Provided passage:
▽
Hah! You’re not catching us out that easily. Most people will pick their favourite child before committing to which hot hatchback came first. Volkswagen gets the marketing prize for the Golf GTI, which made its debut in 1975, but the Renault 5 Alpine (or Gordini, in the UK) got there two months beforehand. Simca’s 1100 Ti beat them both by two years and the Autobianchi A112 Abarth got there in September 1971. If you accept rear-wheel drive, then the BMW 2002 tii Touring’s April 1971 launch is also in with a shout.

And the Mini Cooper (1961) predated them all – it wasn’t a hatchback, of course, but as a concept for a hotted-up family car sending its power to the front wheels, it was certainly there in spirit.

First with a limited-slip differential for the front wheels

Ford Escort RS Turbo Mk1 auction
Photo: Anglia Car Auctions

Few modern hot hatchbacks come without a limited-slip differential (LSD), whether mechanical or a clever electronic system. By preventing an unloaded tyre spinning away your torque, sending it to the wheel with more traction, LSDs can transform a front-drive car’s behaviour.

Ironic then, given its difficulty in putting its power cleanly to the road, that it was the Ford Escort RS Turbo of 1985 that first offered an LSD in a front-wheel drive production car. Not the first quick hatch with an LSD full-stop (as you’ll read further down), but the first in the familiar front-wheel drive template.

First with rear-wheel drive

Vauxhall Chevette HS
Photo: Vauxhall

While the hot hatch is generally considered a front-wheel drive device, rear wheel drive was still very popular in the 1970s when the concept sprung into existence, so one or two hot hatches over the years have powered their rear axle rather than their front.

One of the best-remembered is the Talbot Sunbeam Ti and Sunbeam Lotus of 1979. They were predated by another 70s icon in 1978 however, the Vauxhall Chevette HS, complete with wide arches, a 135bhp 2.3-litre four and an air of Group 4 homologation cred. You could throw the BMW 2002 tii Touring into the mix again too, though we reckon the Chevette is the more overtly performance-orientated, and a significant improvement over the standard car rather than a standalone model, and therefore closer to the hot hatch definition…

First with all-wheel drive

Photo: Lancia

Where do you draw the line for what constitutes a hot hatchback? For some it’d be any car not sending its power through the front-wheels alone, like those very first hot hatches. Which could make the question of who built the first all-wheel drive hot hatch moot, but for the sake of posterity, that car was the Lancia Delta HF 4WD in 1986.
△
Extracted data:
▽
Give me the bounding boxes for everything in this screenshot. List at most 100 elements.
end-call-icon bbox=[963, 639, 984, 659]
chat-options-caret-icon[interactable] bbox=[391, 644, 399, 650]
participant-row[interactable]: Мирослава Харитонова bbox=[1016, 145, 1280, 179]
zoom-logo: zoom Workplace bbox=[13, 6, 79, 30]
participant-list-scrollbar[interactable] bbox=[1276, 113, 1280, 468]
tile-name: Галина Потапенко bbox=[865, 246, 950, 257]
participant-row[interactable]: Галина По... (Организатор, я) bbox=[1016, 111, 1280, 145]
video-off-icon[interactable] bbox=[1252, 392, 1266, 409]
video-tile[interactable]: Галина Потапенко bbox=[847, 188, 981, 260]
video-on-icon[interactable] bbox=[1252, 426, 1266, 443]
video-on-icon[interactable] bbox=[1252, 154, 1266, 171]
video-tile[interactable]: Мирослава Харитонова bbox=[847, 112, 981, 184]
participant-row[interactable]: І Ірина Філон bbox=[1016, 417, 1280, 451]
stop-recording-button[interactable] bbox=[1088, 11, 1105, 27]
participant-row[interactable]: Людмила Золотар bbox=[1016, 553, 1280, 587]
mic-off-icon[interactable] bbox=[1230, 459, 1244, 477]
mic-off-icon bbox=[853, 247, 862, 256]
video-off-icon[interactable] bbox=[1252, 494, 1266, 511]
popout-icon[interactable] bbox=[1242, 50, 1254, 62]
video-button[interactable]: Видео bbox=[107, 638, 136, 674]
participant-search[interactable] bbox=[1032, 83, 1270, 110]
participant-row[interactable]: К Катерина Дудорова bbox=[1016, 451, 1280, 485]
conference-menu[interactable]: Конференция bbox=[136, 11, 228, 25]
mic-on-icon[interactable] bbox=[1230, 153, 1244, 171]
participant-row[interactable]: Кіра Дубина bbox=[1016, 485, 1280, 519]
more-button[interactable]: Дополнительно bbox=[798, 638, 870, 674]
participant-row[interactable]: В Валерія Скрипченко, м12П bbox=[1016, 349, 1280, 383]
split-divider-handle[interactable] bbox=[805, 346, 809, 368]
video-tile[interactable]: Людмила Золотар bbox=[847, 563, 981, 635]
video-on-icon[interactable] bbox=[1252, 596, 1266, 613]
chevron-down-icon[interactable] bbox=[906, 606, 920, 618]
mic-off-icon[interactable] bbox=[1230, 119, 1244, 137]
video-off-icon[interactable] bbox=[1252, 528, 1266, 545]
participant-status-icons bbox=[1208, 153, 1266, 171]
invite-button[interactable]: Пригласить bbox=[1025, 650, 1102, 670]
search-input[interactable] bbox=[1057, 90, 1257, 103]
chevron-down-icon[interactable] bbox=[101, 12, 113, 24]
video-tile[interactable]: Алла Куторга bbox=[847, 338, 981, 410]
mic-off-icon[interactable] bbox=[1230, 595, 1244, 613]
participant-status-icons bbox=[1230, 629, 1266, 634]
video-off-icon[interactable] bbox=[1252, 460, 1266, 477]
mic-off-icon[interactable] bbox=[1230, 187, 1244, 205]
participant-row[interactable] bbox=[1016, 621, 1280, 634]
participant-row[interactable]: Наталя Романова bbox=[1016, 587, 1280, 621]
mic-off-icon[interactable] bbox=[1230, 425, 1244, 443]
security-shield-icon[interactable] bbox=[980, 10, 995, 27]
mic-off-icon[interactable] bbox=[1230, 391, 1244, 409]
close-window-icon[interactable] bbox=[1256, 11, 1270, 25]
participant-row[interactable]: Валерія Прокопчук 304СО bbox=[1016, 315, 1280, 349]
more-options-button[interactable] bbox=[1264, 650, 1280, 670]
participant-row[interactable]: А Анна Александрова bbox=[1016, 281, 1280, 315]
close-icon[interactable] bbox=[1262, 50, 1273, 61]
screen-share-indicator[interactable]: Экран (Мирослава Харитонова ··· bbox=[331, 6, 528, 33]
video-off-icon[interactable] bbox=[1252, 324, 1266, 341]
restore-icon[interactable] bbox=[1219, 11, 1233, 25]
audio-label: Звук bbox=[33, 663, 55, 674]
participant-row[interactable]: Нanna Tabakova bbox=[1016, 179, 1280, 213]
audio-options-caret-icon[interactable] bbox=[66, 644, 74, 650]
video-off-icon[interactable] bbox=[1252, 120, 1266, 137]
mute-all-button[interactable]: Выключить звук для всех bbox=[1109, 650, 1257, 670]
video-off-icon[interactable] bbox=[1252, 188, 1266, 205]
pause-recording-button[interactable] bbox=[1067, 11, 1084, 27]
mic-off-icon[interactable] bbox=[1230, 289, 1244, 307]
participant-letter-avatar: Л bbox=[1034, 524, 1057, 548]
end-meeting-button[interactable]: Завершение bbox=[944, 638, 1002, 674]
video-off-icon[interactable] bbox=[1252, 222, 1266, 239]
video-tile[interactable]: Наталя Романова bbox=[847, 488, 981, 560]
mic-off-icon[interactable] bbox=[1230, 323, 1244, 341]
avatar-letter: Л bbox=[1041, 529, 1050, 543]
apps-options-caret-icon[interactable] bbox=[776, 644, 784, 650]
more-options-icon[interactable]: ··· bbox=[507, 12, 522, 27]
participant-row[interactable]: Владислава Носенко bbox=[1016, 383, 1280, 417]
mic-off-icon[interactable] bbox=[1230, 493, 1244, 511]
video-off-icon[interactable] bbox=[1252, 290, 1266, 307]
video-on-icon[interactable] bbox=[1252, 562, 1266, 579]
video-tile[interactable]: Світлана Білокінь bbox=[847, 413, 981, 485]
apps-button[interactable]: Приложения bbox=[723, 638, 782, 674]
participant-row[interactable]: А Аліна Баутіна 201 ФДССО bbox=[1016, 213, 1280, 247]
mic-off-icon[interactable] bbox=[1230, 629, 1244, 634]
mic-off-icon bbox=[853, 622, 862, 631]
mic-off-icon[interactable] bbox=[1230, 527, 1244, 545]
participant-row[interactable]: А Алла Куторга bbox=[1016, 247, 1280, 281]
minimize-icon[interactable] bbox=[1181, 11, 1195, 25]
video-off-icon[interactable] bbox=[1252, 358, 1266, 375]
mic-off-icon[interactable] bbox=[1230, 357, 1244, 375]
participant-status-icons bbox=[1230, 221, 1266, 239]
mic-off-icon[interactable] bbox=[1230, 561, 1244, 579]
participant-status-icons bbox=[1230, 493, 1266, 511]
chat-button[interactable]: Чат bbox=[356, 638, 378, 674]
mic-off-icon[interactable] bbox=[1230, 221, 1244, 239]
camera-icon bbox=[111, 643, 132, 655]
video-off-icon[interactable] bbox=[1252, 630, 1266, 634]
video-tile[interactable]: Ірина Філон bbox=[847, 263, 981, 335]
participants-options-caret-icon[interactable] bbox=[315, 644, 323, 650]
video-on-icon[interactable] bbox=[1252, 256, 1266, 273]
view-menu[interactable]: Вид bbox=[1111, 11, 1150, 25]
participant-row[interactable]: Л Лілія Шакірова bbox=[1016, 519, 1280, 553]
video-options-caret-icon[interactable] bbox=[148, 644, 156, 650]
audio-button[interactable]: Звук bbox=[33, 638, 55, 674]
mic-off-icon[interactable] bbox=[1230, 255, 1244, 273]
△
Set problem 1:
Answer these from the hot hatchback text:
(a) Which car first offered a limited-slip differential in a front-wheel drive production car, and in what year?
(b) What power output and engine size did the Vauxhall Chevette HS have?
(c) Which car was the first all-wheel drive hot hatch?
Set problem 2: Please carry on the hot hatchback text from the point where it stops.
The rows have no connection to the hot hatchback text.

Exercise result 1:
(a) The Ford Escort RS Turbo, in 1985.
(b) 135bhp from a 2.3-litre four.
(c) The Lancia Delta HF 4WD, in 1986.

Exercise result 2:
An all-wheel drive system derived from that of the Delta S4 Group B car was a clue as to the reason: rallying. The HF 4WD used a viscous centre diff with a torsen rear differential too, so much like Audi’s earlier quattro (possessor of a tailgate, but not a hot hatch), Lancia’s effort was very much performance-biased.

First with a six-cylinder engine

Volkswagen Golf VR6
Photo: Volkswagen

More pedantry beckons. The MG Metro 6R4 was undoubtedly hot, and it was also a hatchback, though not one you’d fit much shopping into. It was also a V6, and predated the 1992 Volkswagen Golf VR6 by eight years.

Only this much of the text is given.